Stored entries
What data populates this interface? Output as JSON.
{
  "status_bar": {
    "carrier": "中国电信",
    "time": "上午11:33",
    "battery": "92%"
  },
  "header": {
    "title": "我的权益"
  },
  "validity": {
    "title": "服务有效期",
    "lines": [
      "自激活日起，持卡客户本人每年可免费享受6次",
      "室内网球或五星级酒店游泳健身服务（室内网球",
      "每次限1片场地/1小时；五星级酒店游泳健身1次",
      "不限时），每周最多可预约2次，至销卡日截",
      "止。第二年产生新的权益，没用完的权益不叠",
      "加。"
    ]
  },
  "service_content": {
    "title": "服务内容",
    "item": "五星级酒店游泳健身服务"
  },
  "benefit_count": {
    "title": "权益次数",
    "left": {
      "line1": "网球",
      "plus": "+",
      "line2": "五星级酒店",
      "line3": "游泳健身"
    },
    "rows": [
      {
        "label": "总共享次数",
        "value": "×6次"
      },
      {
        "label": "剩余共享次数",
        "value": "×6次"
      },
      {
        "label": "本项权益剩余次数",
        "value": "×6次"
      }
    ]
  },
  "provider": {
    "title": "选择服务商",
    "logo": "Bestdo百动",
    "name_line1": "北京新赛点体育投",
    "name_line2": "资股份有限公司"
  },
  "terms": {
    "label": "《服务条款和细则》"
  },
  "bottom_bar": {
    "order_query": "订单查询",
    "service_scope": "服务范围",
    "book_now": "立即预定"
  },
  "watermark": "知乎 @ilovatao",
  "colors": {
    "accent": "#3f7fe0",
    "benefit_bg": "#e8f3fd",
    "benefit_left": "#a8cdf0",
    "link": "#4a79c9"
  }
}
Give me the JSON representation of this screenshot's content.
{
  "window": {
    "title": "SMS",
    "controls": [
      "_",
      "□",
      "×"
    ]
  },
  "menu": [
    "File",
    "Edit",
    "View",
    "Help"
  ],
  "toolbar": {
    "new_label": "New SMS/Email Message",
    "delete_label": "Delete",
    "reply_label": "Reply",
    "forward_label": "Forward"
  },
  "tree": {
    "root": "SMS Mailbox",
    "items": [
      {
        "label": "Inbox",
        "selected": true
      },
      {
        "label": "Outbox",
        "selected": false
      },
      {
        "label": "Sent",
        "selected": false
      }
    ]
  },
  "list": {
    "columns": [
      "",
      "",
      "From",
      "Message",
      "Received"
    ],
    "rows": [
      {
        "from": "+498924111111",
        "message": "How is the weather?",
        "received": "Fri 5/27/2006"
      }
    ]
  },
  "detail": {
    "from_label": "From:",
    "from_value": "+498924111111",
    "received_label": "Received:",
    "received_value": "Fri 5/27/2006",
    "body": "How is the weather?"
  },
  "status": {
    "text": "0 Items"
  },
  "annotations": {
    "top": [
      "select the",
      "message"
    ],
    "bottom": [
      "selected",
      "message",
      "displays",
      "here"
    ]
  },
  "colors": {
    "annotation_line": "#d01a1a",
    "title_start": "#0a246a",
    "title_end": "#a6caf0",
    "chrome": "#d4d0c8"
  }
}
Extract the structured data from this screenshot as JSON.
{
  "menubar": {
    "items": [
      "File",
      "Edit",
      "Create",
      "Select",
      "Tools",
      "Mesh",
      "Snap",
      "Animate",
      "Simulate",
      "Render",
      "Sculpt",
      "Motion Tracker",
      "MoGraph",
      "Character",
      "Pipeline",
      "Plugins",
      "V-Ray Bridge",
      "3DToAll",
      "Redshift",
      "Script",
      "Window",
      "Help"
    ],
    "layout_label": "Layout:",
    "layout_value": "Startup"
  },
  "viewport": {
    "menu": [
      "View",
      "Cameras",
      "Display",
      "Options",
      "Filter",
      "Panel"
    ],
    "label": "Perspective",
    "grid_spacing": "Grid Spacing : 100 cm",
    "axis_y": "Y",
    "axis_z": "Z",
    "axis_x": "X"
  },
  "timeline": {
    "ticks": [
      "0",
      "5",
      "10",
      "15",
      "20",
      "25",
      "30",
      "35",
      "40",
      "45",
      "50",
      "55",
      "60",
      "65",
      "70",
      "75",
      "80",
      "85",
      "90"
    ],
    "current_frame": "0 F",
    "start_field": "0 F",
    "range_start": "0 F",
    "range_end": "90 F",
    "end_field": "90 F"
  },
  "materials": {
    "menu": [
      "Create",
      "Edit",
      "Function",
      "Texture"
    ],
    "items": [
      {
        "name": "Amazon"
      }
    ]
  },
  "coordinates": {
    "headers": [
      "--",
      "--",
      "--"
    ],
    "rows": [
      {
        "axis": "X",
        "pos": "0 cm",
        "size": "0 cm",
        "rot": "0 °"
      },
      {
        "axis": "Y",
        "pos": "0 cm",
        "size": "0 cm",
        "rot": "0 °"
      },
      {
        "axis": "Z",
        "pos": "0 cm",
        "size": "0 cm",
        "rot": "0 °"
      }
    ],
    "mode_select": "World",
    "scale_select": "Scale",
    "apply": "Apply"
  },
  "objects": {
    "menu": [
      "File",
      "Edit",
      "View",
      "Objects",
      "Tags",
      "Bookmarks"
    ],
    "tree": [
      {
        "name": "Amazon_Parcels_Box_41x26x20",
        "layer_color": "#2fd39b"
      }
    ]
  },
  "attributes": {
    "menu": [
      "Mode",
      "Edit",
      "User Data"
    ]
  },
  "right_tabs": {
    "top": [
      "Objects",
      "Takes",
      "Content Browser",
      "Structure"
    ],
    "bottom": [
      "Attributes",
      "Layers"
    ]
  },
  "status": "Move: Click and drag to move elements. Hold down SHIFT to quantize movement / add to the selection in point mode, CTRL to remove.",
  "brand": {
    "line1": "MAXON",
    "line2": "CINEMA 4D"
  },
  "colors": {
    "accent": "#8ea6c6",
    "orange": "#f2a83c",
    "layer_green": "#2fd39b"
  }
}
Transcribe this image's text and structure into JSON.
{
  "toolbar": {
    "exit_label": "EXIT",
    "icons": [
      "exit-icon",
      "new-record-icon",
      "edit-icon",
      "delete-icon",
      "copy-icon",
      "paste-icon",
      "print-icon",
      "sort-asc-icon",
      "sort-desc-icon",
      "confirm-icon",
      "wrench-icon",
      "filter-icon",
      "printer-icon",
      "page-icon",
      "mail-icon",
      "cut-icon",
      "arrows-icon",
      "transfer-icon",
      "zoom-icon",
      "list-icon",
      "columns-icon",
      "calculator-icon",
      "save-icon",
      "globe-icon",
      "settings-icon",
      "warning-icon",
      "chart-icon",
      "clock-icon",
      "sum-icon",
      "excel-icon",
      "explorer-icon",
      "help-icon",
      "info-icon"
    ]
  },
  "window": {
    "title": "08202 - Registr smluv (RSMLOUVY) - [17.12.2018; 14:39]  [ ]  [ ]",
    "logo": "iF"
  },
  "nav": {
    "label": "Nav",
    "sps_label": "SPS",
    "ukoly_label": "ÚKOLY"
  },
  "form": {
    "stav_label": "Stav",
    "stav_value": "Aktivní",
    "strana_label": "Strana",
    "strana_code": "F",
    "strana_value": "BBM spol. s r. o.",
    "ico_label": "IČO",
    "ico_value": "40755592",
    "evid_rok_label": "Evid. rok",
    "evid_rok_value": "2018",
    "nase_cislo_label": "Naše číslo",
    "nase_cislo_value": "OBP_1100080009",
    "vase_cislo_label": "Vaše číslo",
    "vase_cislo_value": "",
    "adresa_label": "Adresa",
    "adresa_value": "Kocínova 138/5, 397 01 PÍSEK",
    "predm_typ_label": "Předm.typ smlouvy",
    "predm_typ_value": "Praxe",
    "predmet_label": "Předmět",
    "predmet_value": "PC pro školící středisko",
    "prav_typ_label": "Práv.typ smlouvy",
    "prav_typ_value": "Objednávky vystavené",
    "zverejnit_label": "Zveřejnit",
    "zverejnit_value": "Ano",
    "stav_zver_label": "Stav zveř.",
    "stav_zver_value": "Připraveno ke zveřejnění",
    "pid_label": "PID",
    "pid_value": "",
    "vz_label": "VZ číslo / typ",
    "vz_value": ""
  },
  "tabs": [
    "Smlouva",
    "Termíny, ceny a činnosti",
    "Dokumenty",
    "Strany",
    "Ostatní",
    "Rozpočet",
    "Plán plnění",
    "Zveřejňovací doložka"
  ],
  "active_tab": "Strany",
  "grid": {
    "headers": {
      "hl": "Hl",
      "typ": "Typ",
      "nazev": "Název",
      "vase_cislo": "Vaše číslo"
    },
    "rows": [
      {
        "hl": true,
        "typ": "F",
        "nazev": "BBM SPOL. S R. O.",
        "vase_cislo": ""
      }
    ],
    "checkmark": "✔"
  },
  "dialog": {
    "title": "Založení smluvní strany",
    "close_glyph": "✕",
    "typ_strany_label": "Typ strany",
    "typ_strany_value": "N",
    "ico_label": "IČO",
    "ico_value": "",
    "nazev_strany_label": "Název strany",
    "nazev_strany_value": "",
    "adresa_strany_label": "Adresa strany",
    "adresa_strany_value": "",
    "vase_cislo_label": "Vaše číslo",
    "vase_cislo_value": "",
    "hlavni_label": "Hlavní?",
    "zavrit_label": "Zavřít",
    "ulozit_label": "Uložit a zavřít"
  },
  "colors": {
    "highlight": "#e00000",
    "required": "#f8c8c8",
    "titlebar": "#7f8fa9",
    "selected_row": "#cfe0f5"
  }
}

» **EXERCISE REQUIREMENTS**:
Say how many lines in this material hold "weather", and say nothing else.

» **RESULT FOR THIS TASK**:
2